What you should do: Go through the listing and return every line with "camps" in it.

(Dataset entries)
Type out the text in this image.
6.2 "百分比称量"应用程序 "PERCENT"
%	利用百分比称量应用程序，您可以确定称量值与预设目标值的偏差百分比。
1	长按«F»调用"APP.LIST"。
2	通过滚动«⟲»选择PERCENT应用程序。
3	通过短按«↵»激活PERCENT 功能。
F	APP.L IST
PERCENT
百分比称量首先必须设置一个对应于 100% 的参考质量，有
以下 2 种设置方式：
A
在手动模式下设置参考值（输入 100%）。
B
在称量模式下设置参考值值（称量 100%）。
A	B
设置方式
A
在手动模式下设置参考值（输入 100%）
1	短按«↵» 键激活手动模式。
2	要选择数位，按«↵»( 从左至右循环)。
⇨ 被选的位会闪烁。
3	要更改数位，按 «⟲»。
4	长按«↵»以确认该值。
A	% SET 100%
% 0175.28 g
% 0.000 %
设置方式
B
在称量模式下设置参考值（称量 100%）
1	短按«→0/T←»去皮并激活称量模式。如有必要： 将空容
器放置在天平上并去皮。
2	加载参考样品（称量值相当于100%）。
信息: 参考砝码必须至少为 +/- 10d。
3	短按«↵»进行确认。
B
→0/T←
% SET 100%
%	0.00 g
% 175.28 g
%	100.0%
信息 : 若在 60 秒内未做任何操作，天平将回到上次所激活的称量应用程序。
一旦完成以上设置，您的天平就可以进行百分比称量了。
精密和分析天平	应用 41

--

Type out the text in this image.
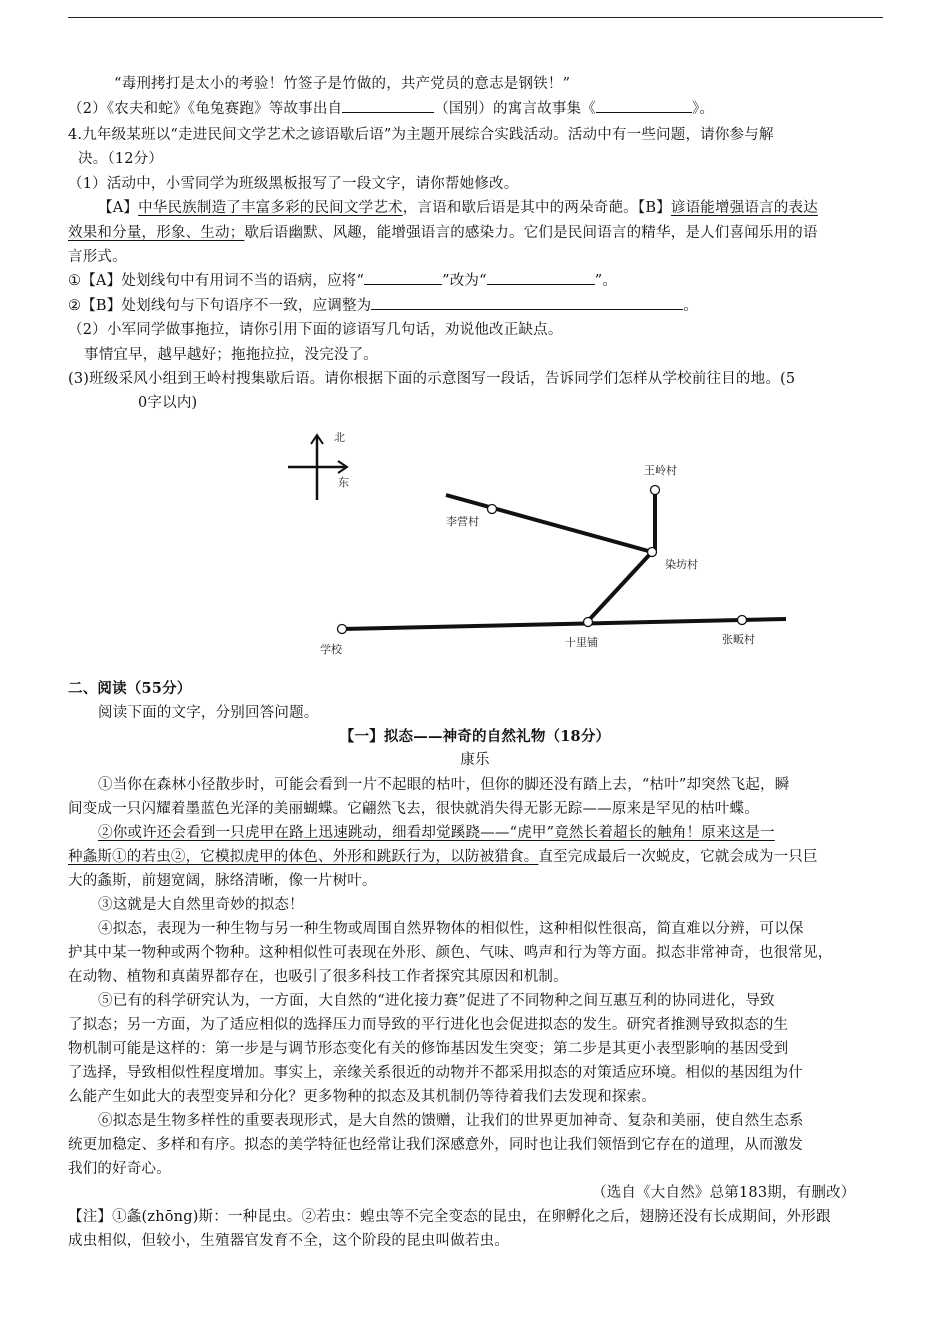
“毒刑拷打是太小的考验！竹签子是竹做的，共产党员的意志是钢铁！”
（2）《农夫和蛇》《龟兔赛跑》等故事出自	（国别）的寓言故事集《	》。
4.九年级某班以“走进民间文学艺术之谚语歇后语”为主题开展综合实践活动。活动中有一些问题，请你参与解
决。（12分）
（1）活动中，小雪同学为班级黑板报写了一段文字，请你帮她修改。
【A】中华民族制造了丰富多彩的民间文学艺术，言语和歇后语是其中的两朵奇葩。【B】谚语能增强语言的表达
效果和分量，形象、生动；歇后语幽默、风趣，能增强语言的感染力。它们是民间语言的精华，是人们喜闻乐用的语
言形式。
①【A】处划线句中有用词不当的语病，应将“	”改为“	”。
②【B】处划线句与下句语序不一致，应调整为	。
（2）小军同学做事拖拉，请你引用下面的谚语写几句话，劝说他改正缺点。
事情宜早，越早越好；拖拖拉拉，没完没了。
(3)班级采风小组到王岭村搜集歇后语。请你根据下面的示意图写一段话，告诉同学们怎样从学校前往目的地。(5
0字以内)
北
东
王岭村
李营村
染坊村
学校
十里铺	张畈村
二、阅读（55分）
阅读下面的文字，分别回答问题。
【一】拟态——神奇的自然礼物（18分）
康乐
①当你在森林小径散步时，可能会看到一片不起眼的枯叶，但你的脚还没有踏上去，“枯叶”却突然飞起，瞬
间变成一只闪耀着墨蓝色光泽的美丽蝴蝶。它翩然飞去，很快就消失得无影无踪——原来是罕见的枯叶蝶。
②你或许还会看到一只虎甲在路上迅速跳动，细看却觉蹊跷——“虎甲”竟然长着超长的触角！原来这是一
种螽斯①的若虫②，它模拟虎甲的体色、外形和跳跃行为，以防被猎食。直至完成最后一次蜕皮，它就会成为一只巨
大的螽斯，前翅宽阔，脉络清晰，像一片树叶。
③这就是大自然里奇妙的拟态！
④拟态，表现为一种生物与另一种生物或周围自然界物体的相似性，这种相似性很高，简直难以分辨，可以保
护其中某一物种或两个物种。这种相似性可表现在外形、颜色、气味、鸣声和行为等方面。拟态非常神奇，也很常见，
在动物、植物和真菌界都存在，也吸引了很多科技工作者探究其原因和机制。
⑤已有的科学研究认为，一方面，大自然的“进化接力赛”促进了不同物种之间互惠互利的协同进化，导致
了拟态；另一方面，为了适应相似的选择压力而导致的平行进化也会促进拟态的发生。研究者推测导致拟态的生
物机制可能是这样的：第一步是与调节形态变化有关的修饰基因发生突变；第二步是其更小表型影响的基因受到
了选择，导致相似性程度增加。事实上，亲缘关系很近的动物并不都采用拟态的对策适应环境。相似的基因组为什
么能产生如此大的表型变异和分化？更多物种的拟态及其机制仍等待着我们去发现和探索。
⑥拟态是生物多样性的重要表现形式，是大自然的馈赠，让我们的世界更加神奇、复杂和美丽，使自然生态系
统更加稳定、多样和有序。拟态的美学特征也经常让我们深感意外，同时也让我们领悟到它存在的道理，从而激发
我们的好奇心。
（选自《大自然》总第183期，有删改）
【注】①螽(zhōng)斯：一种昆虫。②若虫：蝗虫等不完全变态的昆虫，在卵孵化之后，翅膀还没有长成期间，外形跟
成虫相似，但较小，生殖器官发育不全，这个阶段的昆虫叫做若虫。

--

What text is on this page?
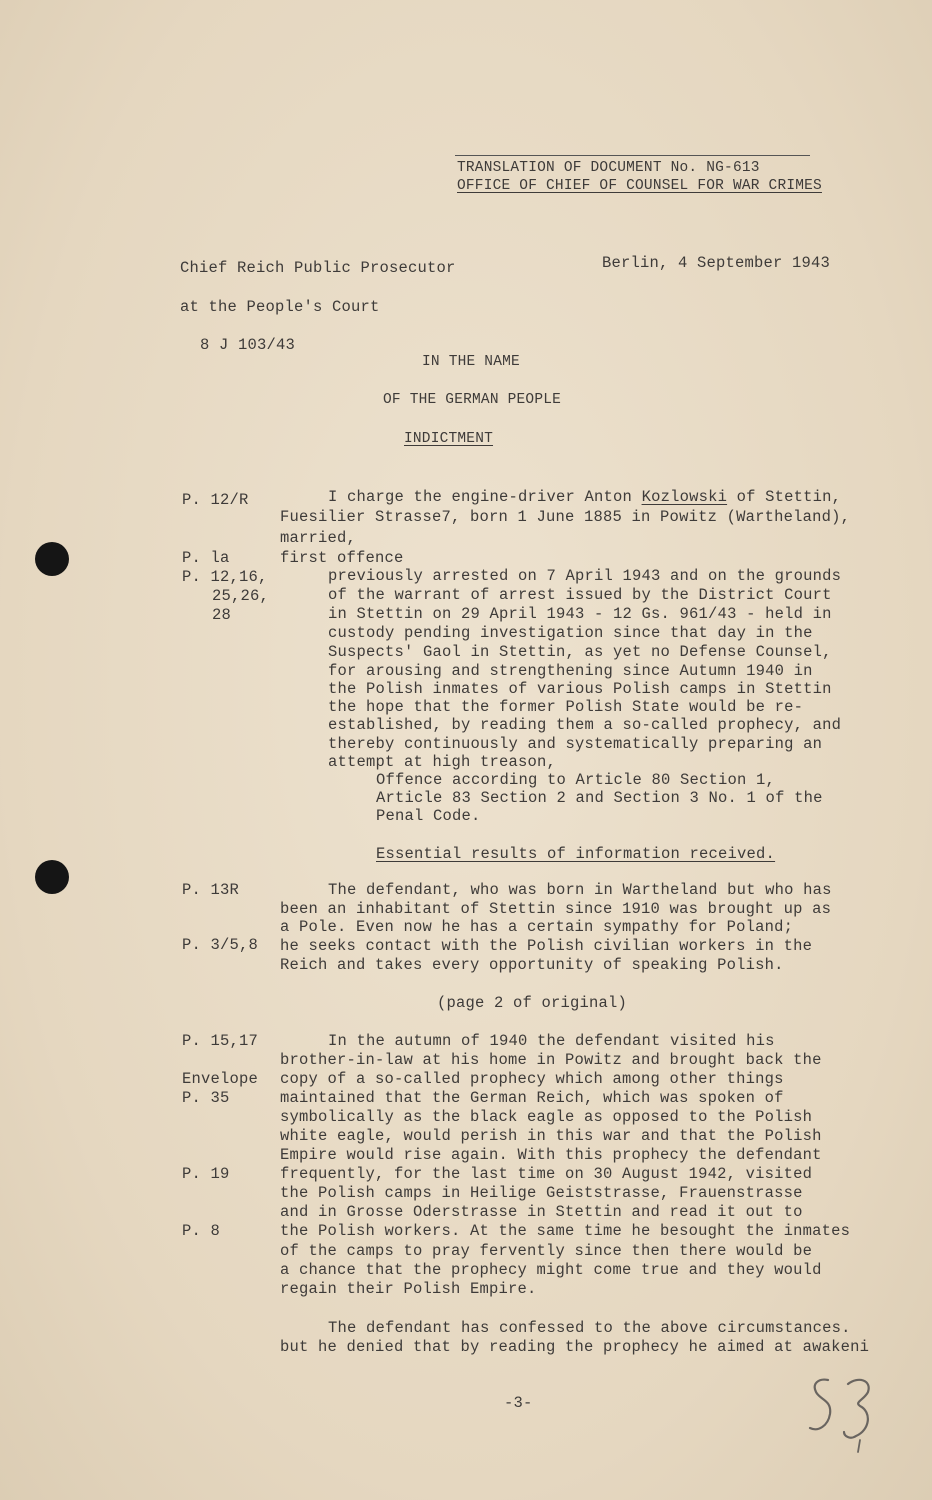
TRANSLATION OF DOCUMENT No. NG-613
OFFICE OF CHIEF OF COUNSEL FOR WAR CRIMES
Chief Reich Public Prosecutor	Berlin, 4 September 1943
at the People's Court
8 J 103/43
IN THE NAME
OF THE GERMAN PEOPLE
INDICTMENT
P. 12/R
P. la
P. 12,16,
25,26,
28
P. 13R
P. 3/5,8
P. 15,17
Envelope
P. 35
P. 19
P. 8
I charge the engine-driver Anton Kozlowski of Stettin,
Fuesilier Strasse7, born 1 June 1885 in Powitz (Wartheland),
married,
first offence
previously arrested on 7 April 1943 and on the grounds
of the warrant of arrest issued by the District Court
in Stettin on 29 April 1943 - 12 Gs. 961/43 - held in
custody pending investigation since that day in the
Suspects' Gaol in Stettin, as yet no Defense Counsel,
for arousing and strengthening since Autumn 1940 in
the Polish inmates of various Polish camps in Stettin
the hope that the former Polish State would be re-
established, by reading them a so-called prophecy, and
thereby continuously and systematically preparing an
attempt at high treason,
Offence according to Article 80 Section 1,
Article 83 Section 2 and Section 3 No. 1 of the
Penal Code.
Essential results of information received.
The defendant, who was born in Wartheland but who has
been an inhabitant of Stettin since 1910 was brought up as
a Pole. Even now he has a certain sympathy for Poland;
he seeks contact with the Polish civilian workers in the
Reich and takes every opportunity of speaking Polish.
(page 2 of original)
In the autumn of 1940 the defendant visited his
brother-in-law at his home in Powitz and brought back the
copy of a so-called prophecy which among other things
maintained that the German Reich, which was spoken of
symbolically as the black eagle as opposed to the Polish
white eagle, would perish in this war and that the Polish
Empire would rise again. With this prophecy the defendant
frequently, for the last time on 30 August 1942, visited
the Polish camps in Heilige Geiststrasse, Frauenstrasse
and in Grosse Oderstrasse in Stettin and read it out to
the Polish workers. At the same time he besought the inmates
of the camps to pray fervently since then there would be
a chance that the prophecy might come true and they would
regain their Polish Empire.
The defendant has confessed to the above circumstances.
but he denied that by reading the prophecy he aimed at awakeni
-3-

Response:
the Polish inmates of various Polish camps in Stettin
the Polish camps in Heilige Geiststrasse, Frauenstrasse
of the camps to pray fervently since then there would be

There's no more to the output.